***** Record list

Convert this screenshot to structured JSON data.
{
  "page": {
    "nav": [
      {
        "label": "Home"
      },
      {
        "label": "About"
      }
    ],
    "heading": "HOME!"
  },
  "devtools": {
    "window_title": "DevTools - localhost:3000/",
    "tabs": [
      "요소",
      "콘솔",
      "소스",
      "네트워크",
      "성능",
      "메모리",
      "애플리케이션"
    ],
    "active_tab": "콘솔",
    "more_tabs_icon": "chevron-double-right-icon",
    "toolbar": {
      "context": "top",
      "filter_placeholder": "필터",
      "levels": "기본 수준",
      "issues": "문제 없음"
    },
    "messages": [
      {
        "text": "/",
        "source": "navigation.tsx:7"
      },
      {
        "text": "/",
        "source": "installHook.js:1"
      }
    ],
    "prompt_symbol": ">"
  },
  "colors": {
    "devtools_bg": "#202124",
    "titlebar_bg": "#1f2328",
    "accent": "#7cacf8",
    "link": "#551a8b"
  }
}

**********

Every line above should be written out again exactly as it stands.

* The completed task
Convert this screenshot to structured JSON data.
{
  "page": {
    "nav": [
      {
        "label": "Home"
      },
      {
        "label": "About"
      }
    ],
    "heading": "HOME!"
  },
  "devtools": {
    "window_title": "DevTools - localhost:3000/",
    "tabs": [
      "요소",
      "콘솔",
      "소스",
      "네트워크",
      "성능",
      "메모리",
      "애플리케이션"
    ],
    "active_tab": "콘솔",
    "more_tabs_icon": "chevron-double-right-icon",
    "toolbar": {
      "context": "top",
      "filter_placeholder": "필터",
      "levels": "기본 수준",
      "issues": "문제 없음"
    },
    "messages": [
      {
        "text": "/",
        "source": "navigation.tsx:7"
      },
      {
        "text": "/",
        "source": "installHook.js:1"
      }
    ],
    "prompt_symbol": ">"
  },
  "colors": {
    "devtools_bg": "#202124",
    "titlebar_bg": "#1f2328",
    "accent": "#7cacf8",
    "link": "#551a8b"
  }
}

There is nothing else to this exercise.